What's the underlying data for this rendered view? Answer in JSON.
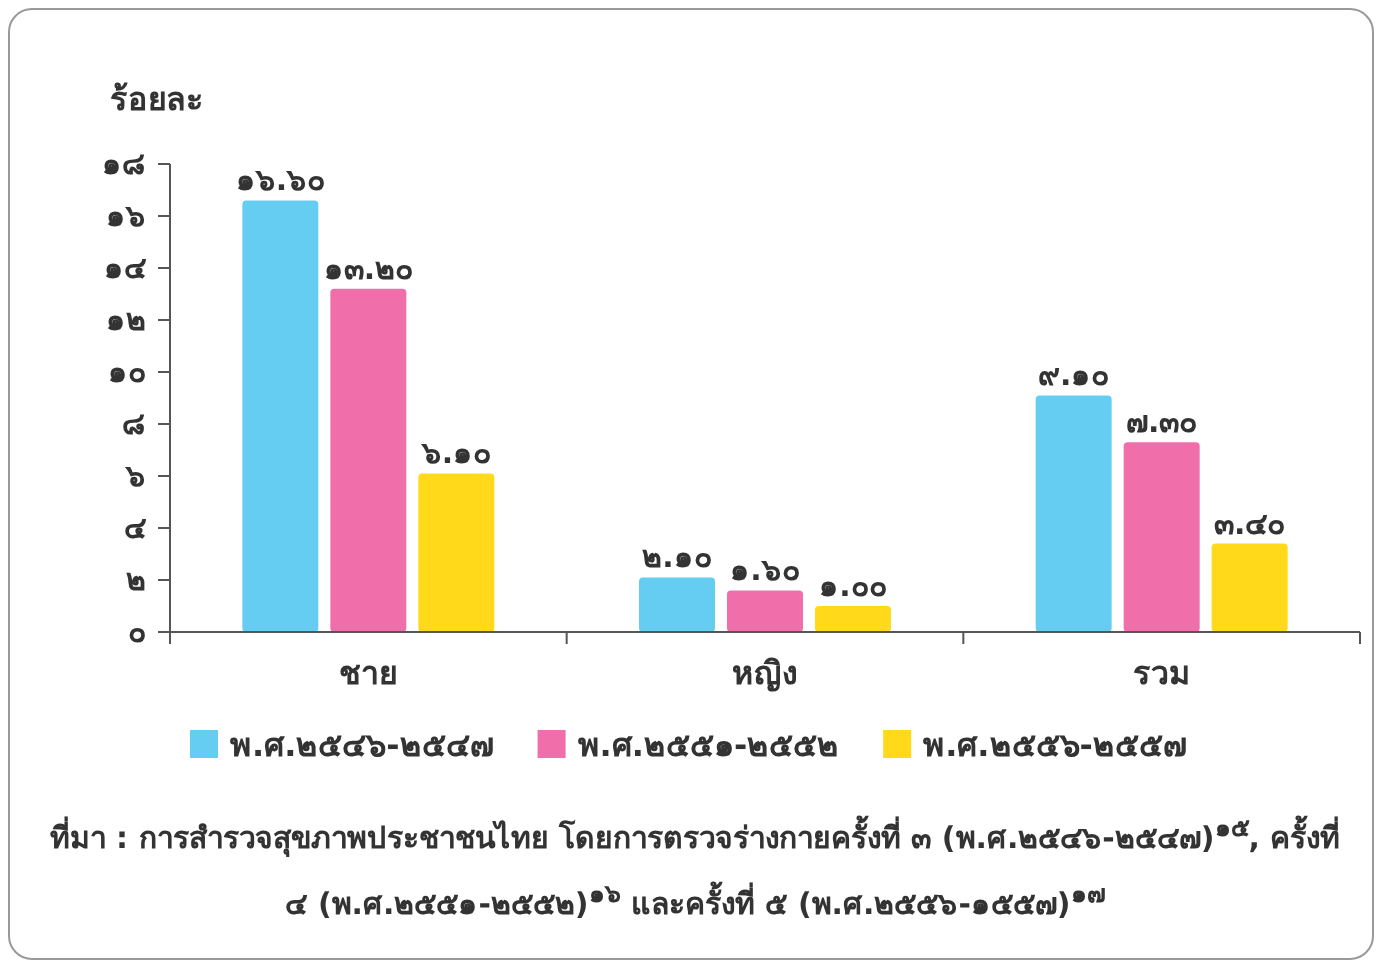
{
  "chart_data": {
    "type": "bar",
    "ylabel": "ร้อยละ",
    "categories": [
      "ชาย",
      "หญิง",
      "รวม"
    ],
    "series": [
      {
        "name": "พ.ศ.๒๕๔๖-๒๕๔๗",
        "color": "#66cdf2",
        "values": [
          16.6,
          2.1,
          9.1
        ],
        "value_labels": [
          "๑๖.๖๐",
          "๒.๑๐",
          "๙.๑๐"
        ]
      },
      {
        "name": "พ.ศ.๒๕๕๑-๒๕๕๒",
        "color": "#f06eaa",
        "values": [
          13.2,
          1.6,
          7.3
        ],
        "value_labels": [
          "๑๓.๒๐",
          "๑.๖๐",
          "๗.๓๐"
        ]
      },
      {
        "name": "พ.ศ.๒๕๕๖-๒๕๕๗",
        "color": "#ffd91a",
        "values": [
          6.1,
          1.0,
          3.4
        ],
        "value_labels": [
          "๖.๑๐",
          "๑.๐๐",
          "๓.๔๐"
        ]
      }
    ],
    "ylim": [
      0,
      18
    ],
    "yticks": [
      {
        "value": 0,
        "label": "๐"
      },
      {
        "value": 2,
        "label": "๒"
      },
      {
        "value": 4,
        "label": "๔"
      },
      {
        "value": 6,
        "label": "๖"
      },
      {
        "value": 8,
        "label": "๘"
      },
      {
        "value": 10,
        "label": "๑๐"
      },
      {
        "value": 12,
        "label": "๑๒"
      },
      {
        "value": 14,
        "label": "๑๔"
      },
      {
        "value": 16,
        "label": "๑๖"
      },
      {
        "value": 18,
        "label": "๑๘"
      }
    ],
    "legend": "bottom",
    "grid": false,
    "annotations": [
      "ที่มา : การสำรวจสุขภาพประชาชนไทย โดยการตรวจร่างกายครั้งที่ ๓ (พ.ศ.๒๕๔๖-๒๕๔๗)$^{๑๕}$, ครั้งที่ ๔ (พ.ศ.๒๕๕๑-๒๕๕๒)$^{๑๖}$ และครั้งที่ ๕ (พ.ศ.๒๕๕๖-๑๕๕๗)$^{๑๗}$"
    ]
  }
}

* **DIRECTIVE**: Reproduce the whole listing word for word, setting aside any pictures.

* **RESPONSE**:
What's the underlying data for this rendered view? Answer in JSON.
{
  "chart_data": {
    "type": "bar",
    "ylabel": "ร้อยละ",
    "categories": [
      "ชาย",
      "หญิง",
      "รวม"
    ],
    "series": [
      {
        "name": "พ.ศ.๒๕๔๖-๒๕๔๗",
        "color": "#66cdf2",
        "values": [
          16.6,
          2.1,
          9.1
        ],
        "value_labels": [
          "๑๖.๖๐",
          "๒.๑๐",
          "๙.๑๐"
        ]
      },
      {
        "name": "พ.ศ.๒๕๕๑-๒๕๕๒",
        "color": "#f06eaa",
        "values": [
          13.2,
          1.6,
          7.3
        ],
        "value_labels": [
          "๑๓.๒๐",
          "๑.๖๐",
          "๗.๓๐"
        ]
      },
      {
        "name": "พ.ศ.๒๕๕๖-๒๕๕๗",
        "color": "#ffd91a",
        "values": [
          6.1,
          1.0,
          3.4
        ],
        "value_labels": [
          "๖.๑๐",
          "๑.๐๐",
          "๓.๔๐"
        ]
      }
    ],
    "ylim": [
      0,
      18
    ],
    "yticks": [
      {
        "value": 0,
        "label": "๐"
      },
      {
        "value": 2,
        "label": "๒"
      },
      {
        "value": 4,
        "label": "๔"
      },
      {
        "value": 6,
        "label": "๖"
      },
      {
        "value": 8,
        "label": "๘"
      },
      {
        "value": 10,
        "label": "๑๐"
      },
      {
        "value": 12,
        "label": "๑๒"
      },
      {
        "value": 14,
        "label": "๑๔"
      },
      {
        "value": 16,
        "label": "๑๖"
      },
      {
        "value": 18,
        "label": "๑๘"
      }
    ],
    "legend": "bottom",
    "grid": false,
    "annotations": [
      "ที่มา : การสำรวจสุขภาพประชาชนไทย โดยการตรวจร่างกายครั้งที่ ๓ (พ.ศ.๒๕๔๖-๒๕๔๗)$^{๑๕}$, ครั้งที่ ๔ (พ.ศ.๒๕๕๑-๒๕๕๒)$^{๑๖}$ และครั้งที่ ๕ (พ.ศ.๒๕๕๖-๑๕๕๗)$^{๑๗}$"
    ]
  }
}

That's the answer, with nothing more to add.